**Action item**
All of the records shown below need to be copied with no differences.

**Information supplied**
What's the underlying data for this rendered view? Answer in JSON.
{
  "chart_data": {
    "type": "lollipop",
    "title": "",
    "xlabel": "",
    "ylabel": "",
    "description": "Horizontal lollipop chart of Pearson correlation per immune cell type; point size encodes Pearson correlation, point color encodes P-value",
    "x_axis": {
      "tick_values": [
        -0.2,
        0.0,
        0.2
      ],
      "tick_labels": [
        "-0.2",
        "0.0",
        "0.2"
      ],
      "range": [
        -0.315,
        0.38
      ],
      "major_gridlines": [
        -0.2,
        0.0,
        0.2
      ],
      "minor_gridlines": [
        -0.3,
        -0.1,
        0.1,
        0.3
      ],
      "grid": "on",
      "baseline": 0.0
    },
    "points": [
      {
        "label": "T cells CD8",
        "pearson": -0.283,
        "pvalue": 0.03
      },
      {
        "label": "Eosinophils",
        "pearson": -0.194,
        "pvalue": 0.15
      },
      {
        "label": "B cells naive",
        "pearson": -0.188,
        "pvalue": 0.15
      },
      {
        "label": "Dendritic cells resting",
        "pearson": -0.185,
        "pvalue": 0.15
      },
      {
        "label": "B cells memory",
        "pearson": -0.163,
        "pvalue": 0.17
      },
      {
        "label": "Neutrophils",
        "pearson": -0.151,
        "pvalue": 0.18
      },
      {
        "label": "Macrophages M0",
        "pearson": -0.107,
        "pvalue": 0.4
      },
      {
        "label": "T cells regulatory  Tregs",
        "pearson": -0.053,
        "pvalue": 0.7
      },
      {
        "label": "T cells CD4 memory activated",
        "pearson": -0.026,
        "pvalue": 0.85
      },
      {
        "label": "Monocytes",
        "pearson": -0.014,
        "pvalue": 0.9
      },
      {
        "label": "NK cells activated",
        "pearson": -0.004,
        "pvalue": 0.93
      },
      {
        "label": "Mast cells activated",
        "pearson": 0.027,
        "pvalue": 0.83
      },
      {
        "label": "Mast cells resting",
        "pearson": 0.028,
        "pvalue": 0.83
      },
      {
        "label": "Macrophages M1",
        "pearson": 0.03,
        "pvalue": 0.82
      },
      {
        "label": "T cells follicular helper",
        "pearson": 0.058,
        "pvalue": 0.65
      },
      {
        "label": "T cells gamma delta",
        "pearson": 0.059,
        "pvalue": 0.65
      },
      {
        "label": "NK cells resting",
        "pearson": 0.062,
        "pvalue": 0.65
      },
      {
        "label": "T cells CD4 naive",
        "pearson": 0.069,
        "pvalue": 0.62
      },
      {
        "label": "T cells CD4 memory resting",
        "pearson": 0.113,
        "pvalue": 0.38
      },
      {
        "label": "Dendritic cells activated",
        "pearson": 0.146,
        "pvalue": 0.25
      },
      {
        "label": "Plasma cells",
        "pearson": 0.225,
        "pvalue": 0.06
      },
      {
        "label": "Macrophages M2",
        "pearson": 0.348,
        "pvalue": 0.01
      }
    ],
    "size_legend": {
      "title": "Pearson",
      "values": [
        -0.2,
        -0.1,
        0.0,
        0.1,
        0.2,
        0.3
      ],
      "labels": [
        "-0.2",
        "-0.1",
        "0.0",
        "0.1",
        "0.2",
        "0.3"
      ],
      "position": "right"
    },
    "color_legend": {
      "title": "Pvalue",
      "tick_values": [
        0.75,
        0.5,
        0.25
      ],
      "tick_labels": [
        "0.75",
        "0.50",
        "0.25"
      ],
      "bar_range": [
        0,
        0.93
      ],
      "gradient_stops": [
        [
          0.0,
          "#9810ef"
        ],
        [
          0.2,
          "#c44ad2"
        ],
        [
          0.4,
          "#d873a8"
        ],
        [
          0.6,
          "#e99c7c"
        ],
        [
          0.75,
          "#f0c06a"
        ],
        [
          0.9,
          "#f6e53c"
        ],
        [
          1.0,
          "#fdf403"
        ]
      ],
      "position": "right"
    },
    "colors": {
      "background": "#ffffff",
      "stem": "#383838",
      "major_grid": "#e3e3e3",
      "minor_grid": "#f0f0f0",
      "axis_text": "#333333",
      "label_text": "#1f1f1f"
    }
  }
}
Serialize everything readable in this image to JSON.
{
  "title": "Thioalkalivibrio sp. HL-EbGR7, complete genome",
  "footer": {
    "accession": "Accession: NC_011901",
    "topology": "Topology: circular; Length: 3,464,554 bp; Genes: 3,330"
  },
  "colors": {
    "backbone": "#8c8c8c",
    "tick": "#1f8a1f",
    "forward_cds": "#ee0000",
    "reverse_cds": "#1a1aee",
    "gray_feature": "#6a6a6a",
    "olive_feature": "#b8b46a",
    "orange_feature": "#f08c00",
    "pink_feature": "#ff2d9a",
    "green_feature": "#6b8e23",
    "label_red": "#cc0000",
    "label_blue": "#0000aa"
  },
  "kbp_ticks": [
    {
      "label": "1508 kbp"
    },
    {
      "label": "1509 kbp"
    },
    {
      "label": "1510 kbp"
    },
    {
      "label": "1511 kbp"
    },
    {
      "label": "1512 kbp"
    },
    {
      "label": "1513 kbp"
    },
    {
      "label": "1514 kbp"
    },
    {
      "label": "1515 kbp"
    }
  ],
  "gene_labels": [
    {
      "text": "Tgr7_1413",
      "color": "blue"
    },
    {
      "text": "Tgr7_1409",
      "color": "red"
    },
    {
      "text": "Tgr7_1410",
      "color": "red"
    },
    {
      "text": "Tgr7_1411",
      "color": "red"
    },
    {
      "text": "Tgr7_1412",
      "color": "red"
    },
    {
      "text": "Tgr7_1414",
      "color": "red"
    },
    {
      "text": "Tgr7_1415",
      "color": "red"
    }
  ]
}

**Exercise answer**
What's the underlying data for this rendered view? Answer in JSON.
{
  "chart_data": {
    "type": "lollipop",
    "title": "",
    "xlabel": "",
    "ylabel": "",
    "description": "Horizontal lollipop chart of Pearson correlation per immune cell type; point size encodes Pearson correlation, point color encodes P-value",
    "x_axis": {
      "tick_values": [
        -0.2,
        0.0,
        0.2
      ],
      "tick_labels": [
        "-0.2",
        "0.0",
        "0.2"
      ],
      "range": [
        -0.315,
        0.38
      ],
      "major_gridlines": [
        -0.2,
        0.0,
        0.2
      ],
      "minor_gridlines": [
        -0.3,
        -0.1,
        0.1,
        0.3
      ],
      "grid": "on",
      "baseline": 0.0
    },
    "points": [
      {
        "label": "T cells CD8",
        "pearson": -0.283,
        "pvalue": 0.03
      },
      {
        "label": "Eosinophils",
        "pearson": -0.194,
        "pvalue": 0.15
      },
      {
        "label": "B cells naive",
        "pearson": -0.188,
        "pvalue": 0.15
      },
      {
        "label": "Dendritic cells resting",
        "pearson": -0.185,
        "pvalue": 0.15
      },
      {
        "label": "B cells memory",
        "pearson": -0.163,
        "pvalue": 0.17
      },
      {
        "label": "Neutrophils",
        "pearson": -0.151,
        "pvalue": 0.18
      },
      {
        "label": "Macrophages M0",
        "pearson": -0.107,
        "pvalue": 0.4
      },
      {
        "label": "T cells regulatory  Tregs",
        "pearson": -0.053,
        "pvalue": 0.7
      },
      {
        "label": "T cells CD4 memory activated",
        "pearson": -0.026,
        "pvalue": 0.85
      },
      {
        "label": "Monocytes",
        "pearson": -0.014,
        "pvalue": 0.9
      },
      {
        "label": "NK cells activated",
        "pearson": -0.004,
        "pvalue": 0.93
      },
      {
        "label": "Mast cells activated",
        "pearson": 0.027,
        "pvalue": 0.83
      },
      {
        "label": "Mast cells resting",
        "pearson": 0.028,
        "pvalue": 0.83
      },
      {
        "label": "Macrophages M1",
        "pearson": 0.03,
        "pvalue": 0.82
      },
      {
        "label": "T cells follicular helper",
        "pearson": 0.058,
        "pvalue": 0.65
      },
      {
        "label": "T cells gamma delta",
        "pearson": 0.059,
        "pvalue": 0.65
      },
      {
        "label": "NK cells resting",
        "pearson": 0.062,
        "pvalue": 0.65
      },
      {
        "label": "T cells CD4 naive",
        "pearson": 0.069,
        "pvalue": 0.62
      },
      {
        "label": "T cells CD4 memory resting",
        "pearson": 0.113,
        "pvalue": 0.38
      },
      {
        "label": "Dendritic cells activated",
        "pearson": 0.146,
        "pvalue": 0.25
      },
      {
        "label": "Plasma cells",
        "pearson": 0.225,
        "pvalue": 0.06
      },
      {
        "label": "Macrophages M2",
        "pearson": 0.348,
        "pvalue": 0.01
      }
    ],
    "size_legend": {
      "title": "Pearson",
      "values": [
        -0.2,
        -0.1,
        0.0,
        0.1,
        0.2,
        0.3
      ],
      "labels": [
        "-0.2",
        "-0.1",
        "0.0",
        "0.1",
        "0.2",
        "0.3"
      ],
      "position": "right"
    },
    "color_legend": {
      "title": "Pvalue",
      "tick_values": [
        0.75,
        0.5,
        0.25
      ],
      "tick_labels": [
        "0.75",
        "0.50",
        "0.25"
      ],
      "bar_range": [
        0,
        0.93
      ],
      "gradient_stops": [
        [
          0.0,
          "#9810ef"
        ],
        [
          0.2,
          "#c44ad2"
        ],
        [
          0.4,
          "#d873a8"
        ],
        [
          0.6,
          "#e99c7c"
        ],
        [
          0.75,
          "#f0c06a"
        ],
        [
          0.9,
          "#f6e53c"
        ],
        [
          1.0,
          "#fdf403"
        ]
      ],
      "position": "right"
    },
    "colors": {
      "background": "#ffffff",
      "stem": "#383838",
      "major_grid": "#e3e3e3",
      "minor_grid": "#f0f0f0",
      "axis_text": "#333333",
      "label_text": "#1f1f1f"
    }
  }
}
Serialize everything readable in this image to JSON.
{
  "title": "Thioalkalivibrio sp. HL-EbGR7, complete genome",
  "footer": {
    "accession": "Accession: NC_011901",
    "topology": "Topology: circular; Length: 3,464,554 bp; Genes: 3,330"
  },
  "colors": {
    "backbone": "#8c8c8c",
    "tick": "#1f8a1f",
    "forward_cds": "#ee0000",
    "reverse_cds": "#1a1aee",
    "gray_feature": "#6a6a6a",
    "olive_feature": "#b8b46a",
    "orange_feature": "#f08c00",
    "pink_feature": "#ff2d9a",
    "green_feature": "#6b8e23",
    "label_red": "#cc0000",
    "label_blue": "#0000aa"
  },
  "kbp_ticks": [
    {
      "label": "1508 kbp"
    },
    {
      "label": "1509 kbp"
    },
    {
      "label": "1510 kbp"
    },
    {
      "label": "1511 kbp"
    },
    {
      "label": "1512 kbp"
    },
    {
      "label": "1513 kbp"
    },
    {
      "label": "1514 kbp"
    },
    {
      "label": "1515 kbp"
    }
  ],
  "gene_labels": [
    {
      "text": "Tgr7_1413",
      "color": "blue"
    },
    {
      "text": "Tgr7_1409",
      "color": "red"
    },
    {
      "text": "Tgr7_1410",
      "color": "red"
    },
    {
      "text": "Tgr7_1411",
      "color": "red"
    },
    {
      "text": "Tgr7_1412",
      "color": "red"
    },
    {
      "text": "Tgr7_1414",
      "color": "red"
    },
    {
      "text": "Tgr7_1415",
      "color": "red"
    }
  ]
}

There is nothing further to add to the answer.